* **Exercise prompt**
Extract every line from the records below that contains the word "Fahrmodus".

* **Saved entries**
— BEGIN —

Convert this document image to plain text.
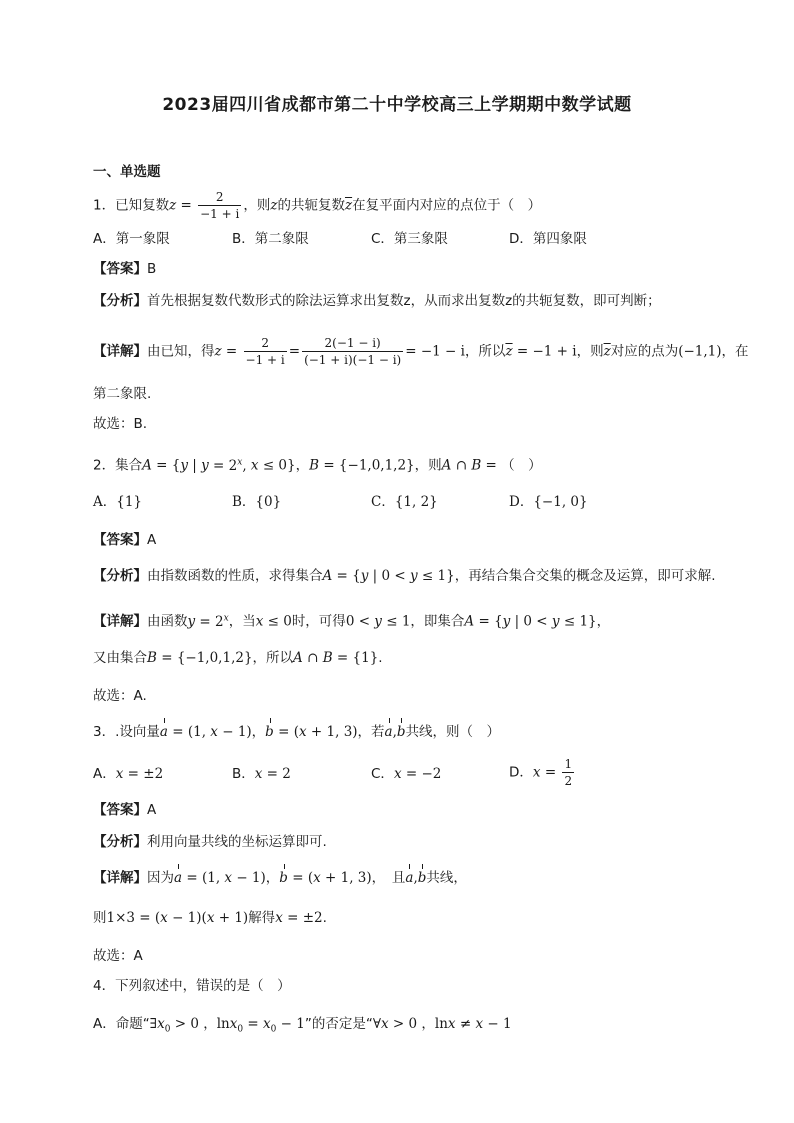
2023届四川省成都市第二十中学校高三上学期期中数学试题
一、单选题
1．已知复数$z = \frac{2}{-1 + i}$ ，则z的共轭复数$\overline{z}$在复平面内对应的点位于（　）
A．第一象限	B．第二象限	C．第三象限	D．第四象限
【答案】B
【分析】首先根据复数代数形式的除法运算求出复数z，从而求出复数z的共轭复数，即可判断；
【详解】由已知，得$z = \frac{2}{-1 + i} = \frac{2(-1 - i)}{(-1 + i)(-1 - i)} = -1 - i$，所以$\overline{z} = -1 + i$，则$\overline{z}$对应的点为(−1,1)，在
第二象限.
故选：B.
2．集合A = {y | $y = 2^x$, x ≤ 0}，B = {−1,0,1,2}，则A ∩ B = （　）
A．{1}	B．{0}	C．{1, 2}	D．{−1, 0}
【答案】A
【分析】由指数函数的性质，求得集合A = {y | 0 < y ≤ 1}，再结合集合交集的概念及运算，即可求解.
【详解】由函数$y = 2^x$，当x ≤ 0时，可得0 < y ≤ 1，即集合A = {y | 0 < y ≤ 1}，
又由集合B = {−1,0,1,2}，所以A ∩ B = {1}.
故选：A.
3．.设向量a = (1, x − 1)，b = (x + 1, 3)，若a,b共线，则（　）
A．x = ±2	B．x = 2	C．x = −2	D．$x = \frac{1}{2}$
【答案】A
【分析】利用向量共线的坐标运算即可.
【详解】因为a = (1, x − 1)，b = (x + 1, 3)，　且a,b共线，
则1×3 = (x − 1)(x + 1)解得x = ±2.
故选：A
4．下列叙述中，错误的是（　）
A．命题“$\exists x_0 > 0$ ，$\ln x_0 = x_0 - 1$”的否定是“∀x > 0 ，lnx ≠ x − 1
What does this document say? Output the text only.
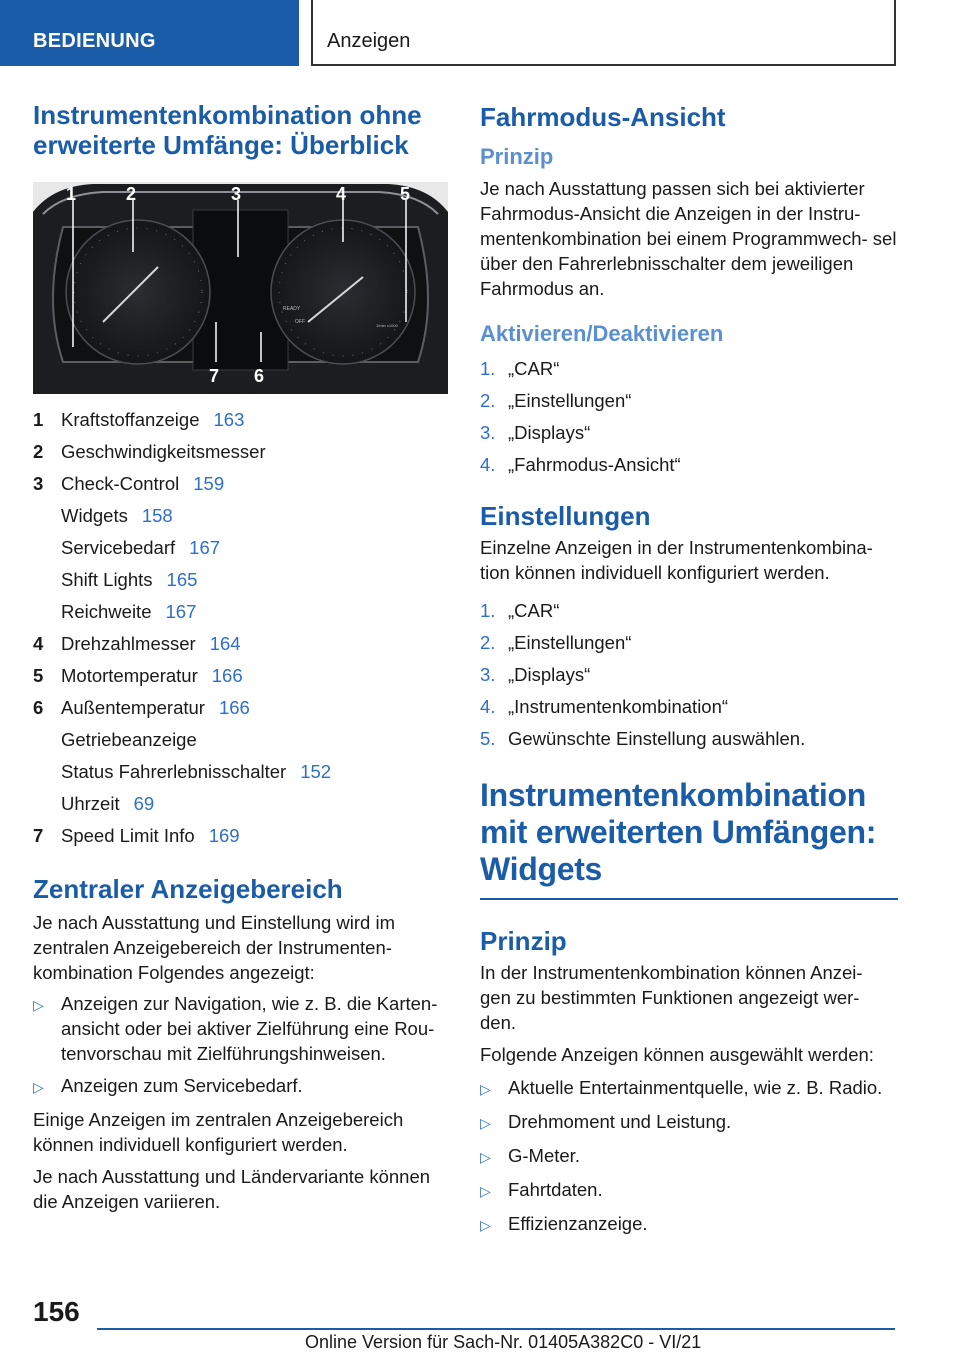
BEDIENUNG	Anzeigen
Instrumentenkombination ohne erweiterte Umfänge: Überblick
READY
OFF
1/min x1000
1	2	3	4	5
7 6
1 Kraftstoffanzeige 163
2 Geschwindigkeitsmesser
3 Check-Control 159
Widgets 158
Servicebedarf 167
Shift Lights 165
Reichweite 167
4 Drehzahlmesser 164
5 Motortemperatur 166
6 Außentemperatur 166
Getriebeanzeige
Status Fahrerlebnisschalter 152
Uhrzeit 69
7 Speed Limit Info 169
Zentraler Anzeigebereich

Je nach Ausstattung und Einstellung wird im zentralen Anzeigebereich der Instrumenten‐ kombination Folgendes angezeigt:

▷ Anzeigen zur Navigation, wie z. B. die Karten‐ ansicht oder bei aktiver Zielführung eine Rou‐ tenvorschau mit Zielführungshinweisen.
▷ Anzeigen zum Servicebedarf.

Einige Anzeigen im zentralen Anzeigebereich können individuell konfiguriert werden.

Je nach Ausstattung und Ländervariante können die Anzeigen variieren.

Fahrmodus-Ansicht
Prinzip

Je nach Ausstattung passen sich bei aktivierter Fahrmodus-Ansicht die Anzeigen in der Instru‐ mentenkombination bei einem Programmwech‐ sel über den Fahrerlebnisschalter dem jeweiligen Fahrmodus an.

Aktivieren/Deaktivieren
1. „CAR“
2. „Einstellungen“
3. „Displays“
4. „Fahrmodus-Ansicht“
Einstellungen

Einzelne Anzeigen in der Instrumentenkombina‐ tion können individuell konfiguriert werden.

1. „CAR“
2. „Einstellungen“
3. „Displays“
4. „Instrumentenkombination“
5. Gewünschte Einstellung auswählen.
Instrumentenkombination mit erweiterten Umfängen: Widgets
Prinzip

In der Instrumentenkombination können Anzei‐ gen zu bestimmten Funktionen angezeigt wer‐ den.

Folgende Anzeigen können ausgewählt werden:

▷ Aktuelle Entertainmentquelle, wie z. B. Radio.
▷ Drehmoment und Leistung.
▷ G-Meter.
▷ Fahrtdaten.
▷ Effizienzanzeige.
156
Online Version für Sach-Nr. 01405A382C0 - VI/21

— END —

* **Correct output**
Fahrmodus-Ansicht
Je nach Ausstattung passen sich bei aktivierter Fahrmodus-Ansicht die Anzeigen in der Instru‐ mentenkombination bei einem Programmwech‐ sel über den Fahrerlebnisschalter dem jeweiligen Fahrmodus an.
4. „Fahrmodus-Ansicht“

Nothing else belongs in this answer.